[start]

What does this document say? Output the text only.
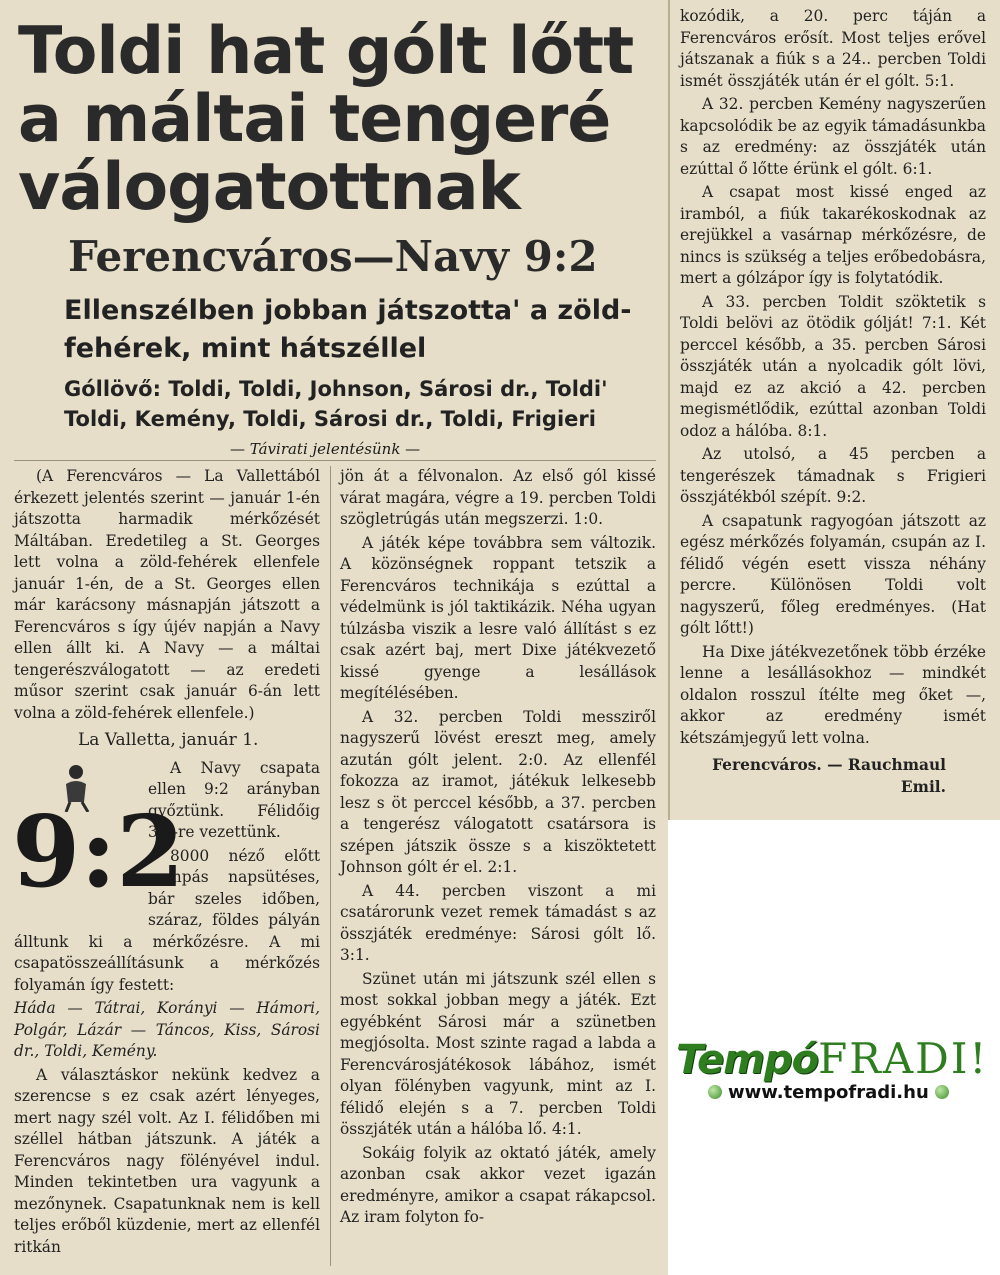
Toldi hat gólt lőtt
a máltai tengeré
válogatottnak
Ferencváros—Navy 9:2
Ellenszélben jobban játszotta' a zöld-fehérek, mint hátszéllel
Góllövő: Toldi, Toldi, Johnson, Sárosi dr., Toldi' Toldi, Kemény, Toldi, Sárosi dr., Toldi, Frigieri
— Távirati jelentésünk —

(A Ferencváros — La Vallettából érkezett jelentés szerint — január 1-én játszotta harmadik mérkőzését Máltában. Eredetileg a St. Georges lett volna a zöld-fehérek ellenfele január 1-én, de a St. Georges ellen már karácsony másnapján játszott a Ferencváros s így újév napján a Navy ellen állt ki. A Navy — a máltai tengerészválogatott — az eredeti műsor szerint csak január 6-án lett volna a zöld-fehérek ellenfele.)

La Valletta, január 1.

9:2

A Navy csapata ellen 9:2 arányban győztünk. Félidőig 3:1-re vezettünk.

8000 néző előtt pompás napsütéses, bár szeles időben, száraz, földes pályán álltunk ki a mérkőzésre. A mi csapatösszeállításunk a mérkőzés folyamán így festett:

Háda — Tátrai, Korányi — Hámori, Polgár, Lázár — Táncos, Kiss, Sárosi dr., Toldi, Kemény.

A választáskor nekünk kedvez a szerencse s ez csak azért lényeges, mert nagy szél volt. Az I. félidőben mi széllel hátban játszunk. A játék a Ferencváros nagy fölényével indul. Minden tekintetben ura vagyunk a mezőnynek. Csapatunknak nem is kell teljes erőből küzdenie, mert az ellenfél ritkán

jön át a félvonalon. Az első gól kissé várat magára, végre a 19. percben Toldi szögletrúgás után megszerzi. 1:0.

A játék képe továbbra sem változik. A közönségnek roppant tetszik a Ferencváros technikája s ezúttal a védelmünk is jól taktikázik. Néha ugyan túlzásba viszik a lesre való állítást s ez csak azért baj, mert Dixe játékvezető kissé gyenge a lesállások megítélésében.

A 32. percben Toldi messziről nagyszerű lövést ereszt meg, amely azután gólt jelent. 2:0. Az ellenfél fokozza az iramot, játékuk lelkesebb lesz s öt perccel később, a 37. percben a tengerész válogatott csatársora is szépen játszik össze s a kiszöktetett Johnson gólt ér el. 2:1.

A 44. percben viszont a mi csatárorunk vezet remek támadást s az összjáték eredménye: Sárosi gólt lő. 3:1.

Szünet után mi játszunk szél ellen s most sokkal jobban megy a játék. Ezt egyébként Sárosi már a szünetben megjósolta. Most szinte ragad a labda a Ferencvárosjátékosok lábához, ismét olyan fölényben vagyunk, mint az I. félidő elején s a 7. percben Toldi összjáték után a hálóba lő. 4:1.

Sokáig folyik az oktató játék, amely azonban csak akkor vezet igazán eredményre, amikor a csapat rákapcsol. Az iram folyton fo-

kozódik, a 20. perc táján a Ferencváros erősít. Most teljes erővel játszanak a fiúk s a 24.. percben Toldi ismét összjáték után ér el gólt. 5:1.

A 32. percben Kemény nagyszerűen kapcsolódik be az egyik támadásunkba s az eredmény: az összjáték után ezúttal ő lőtte érünk el gólt. 6:1.

A csapat most kissé enged az iramból, a fiúk takarékoskodnak az erejükkel a vasárnap mérkőzésre, de nincs is szükség a teljes erőbedobásra, mert a gólzápor így is folytatódik.

A 33. percben Toldit szöktetik s Toldi belövi az ötödik gólját! 7:1. Két perccel később, a 35. percben Sárosi összjáték után a nyolcadik gólt lövi, majd ez az akció a 42. percben megismétlődik, ezúttal azonban Toldi odoz a hálóba. 8:1.

Az utolsó, a 45 percben a tengerészek támadnak s Frigieri összjátékból szépít. 9:2.

A csapatunk ragyogóan játszott az egész mérkőzés folyamán, csupán az I. félidő végén esett vissza néhány percre. Különösen Toldi volt nagyszerű, főleg eredményes. (Hat gólt lőtt!)

Ha Dixe játékvezetőnek több érzéke lenne a lesállásokhoz — mindkét oldalon rosszul ítélte meg őket —, akkor az eredmény ismét kétszámjegyű lett volna.

Ferencváros. — Rauchmaul Emil.

TempóFRADI!
www.tempofradi.hu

[end]

• **Problem to solve**
Copy all the data exactly as written, but skip any picture.

• **Written response**
What does this document say? Output the text only.
Toldi hat gólt lőtt
a máltai tengeré
válogatottnak
Ferencváros—Navy 9:2
Ellenszélben jobban játszotta' a zöld-fehérek, mint hátszéllel
Góllövő: Toldi, Toldi, Johnson, Sárosi dr., Toldi' Toldi, Kemény, Toldi, Sárosi dr., Toldi, Frigieri
— Távirati jelentésünk —

(A Ferencváros — La Vallettából érkezett jelentés szerint — január 1-én játszotta harmadik mérkőzését Máltában. Eredetileg a St. Georges lett volna a zöld-fehérek ellenfele január 1-én, de a St. Georges ellen már karácsony másnapján játszott a Ferencváros s így újév napján a Navy ellen állt ki. A Navy — a máltai tengerészválogatott — az eredeti műsor szerint csak január 6-án lett volna a zöld-fehérek ellenfele.)

La Valletta, január 1.

9:2

A Navy csapata ellen 9:2 arányban győztünk. Félidőig 3:1-re vezettünk.

8000 néző előtt pompás napsütéses, bár szeles időben, száraz, földes pályán álltunk ki a mérkőzésre. A mi csapatösszeállításunk a mérkőzés folyamán így festett:

Háda — Tátrai, Korányi — Hámori, Polgár, Lázár — Táncos, Kiss, Sárosi dr., Toldi, Kemény.

A választáskor nekünk kedvez a szerencse s ez csak azért lényeges, mert nagy szél volt. Az I. félidőben mi széllel hátban játszunk. A játék a Ferencváros nagy fölényével indul. Minden tekintetben ura vagyunk a mezőnynek. Csapatunknak nem is kell teljes erőből küzdenie, mert az ellenfél ritkán

jön át a félvonalon. Az első gól kissé várat magára, végre a 19. percben Toldi szögletrúgás után megszerzi. 1:0.

A játék képe továbbra sem változik. A közönségnek roppant tetszik a Ferencváros technikája s ezúttal a védelmünk is jól taktikázik. Néha ugyan túlzásba viszik a lesre való állítást s ez csak azért baj, mert Dixe játékvezető kissé gyenge a lesállások megítélésében.

A 32. percben Toldi messziről nagyszerű lövést ereszt meg, amely azután gólt jelent. 2:0. Az ellenfél fokozza az iramot, játékuk lelkesebb lesz s öt perccel később, a 37. percben a tengerész válogatott csatársora is szépen játszik össze s a kiszöktetett Johnson gólt ér el. 2:1.

A 44. percben viszont a mi csatárorunk vezet remek támadást s az összjáték eredménye: Sárosi gólt lő. 3:1.

Szünet után mi játszunk szél ellen s most sokkal jobban megy a játék. Ezt egyébként Sárosi már a szünetben megjósolta. Most szinte ragad a labda a Ferencvárosjátékosok lábához, ismét olyan fölényben vagyunk, mint az I. félidő elején s a 7. percben Toldi összjáték után a hálóba lő. 4:1.

Sokáig folyik az oktató játék, amely azonban csak akkor vezet igazán eredményre, amikor a csapat rákapcsol. Az iram folyton fo-

kozódik, a 20. perc táján a Ferencváros erősít. Most teljes erővel játszanak a fiúk s a 24.. percben Toldi ismét összjáték után ér el gólt. 5:1.

A 32. percben Kemény nagyszerűen kapcsolódik be az egyik támadásunkba s az eredmény: az összjáték után ezúttal ő lőtte érünk el gólt. 6:1.

A csapat most kissé enged az iramból, a fiúk takarékoskodnak az erejükkel a vasárnap mérkőzésre, de nincs is szükség a teljes erőbedobásra, mert a gólzápor így is folytatódik.

A 33. percben Toldit szöktetik s Toldi belövi az ötödik gólját! 7:1. Két perccel később, a 35. percben Sárosi összjáték után a nyolcadik gólt lövi, majd ez az akció a 42. percben megismétlődik, ezúttal azonban Toldi odoz a hálóba. 8:1.

Az utolsó, a 45 percben a tengerészek támadnak s Frigieri összjátékból szépít. 9:2.

A csapatunk ragyogóan játszott az egész mérkőzés folyamán, csupán az I. félidő végén esett vissza néhány percre. Különösen Toldi volt nagyszerű, főleg eredményes. (Hat gólt lőtt!)

Ha Dixe játékvezetőnek több érzéke lenne a lesállásokhoz — mindkét oldalon rosszul ítélte meg őket —, akkor az eredmény ismét kétszámjegyű lett volna.

Ferencváros. — Rauchmaul Emil.

TempóFRADI!
www.tempofradi.hu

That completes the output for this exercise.